Copy every line, leaving nothing out and adding nothing.

(Stored data)
- - - - - - -

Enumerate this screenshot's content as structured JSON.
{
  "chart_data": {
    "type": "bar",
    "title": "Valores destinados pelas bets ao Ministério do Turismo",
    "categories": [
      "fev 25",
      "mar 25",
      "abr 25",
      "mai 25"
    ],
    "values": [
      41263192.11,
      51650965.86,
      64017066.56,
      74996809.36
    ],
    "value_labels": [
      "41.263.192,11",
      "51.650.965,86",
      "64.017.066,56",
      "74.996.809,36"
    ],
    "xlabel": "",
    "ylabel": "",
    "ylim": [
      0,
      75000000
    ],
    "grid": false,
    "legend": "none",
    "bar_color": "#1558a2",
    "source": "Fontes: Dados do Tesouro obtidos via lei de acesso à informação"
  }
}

- - - - - - -

**Full output:**
Enumerate this screenshot's content as structured JSON.
{
  "chart_data": {
    "type": "bar",
    "title": "Valores destinados pelas bets ao Ministério do Turismo",
    "categories": [
      "fev 25",
      "mar 25",
      "abr 25",
      "mai 25"
    ],
    "values": [
      41263192.11,
      51650965.86,
      64017066.56,
      74996809.36
    ],
    "value_labels": [
      "41.263.192,11",
      "51.650.965,86",
      "64.017.066,56",
      "74.996.809,36"
    ],
    "xlabel": "",
    "ylabel": "",
    "ylim": [
      0,
      75000000
    ],
    "grid": false,
    "legend": "none",
    "bar_color": "#1558a2",
    "source": "Fontes: Dados do Tesouro obtidos via lei de acesso à informação"
  }
}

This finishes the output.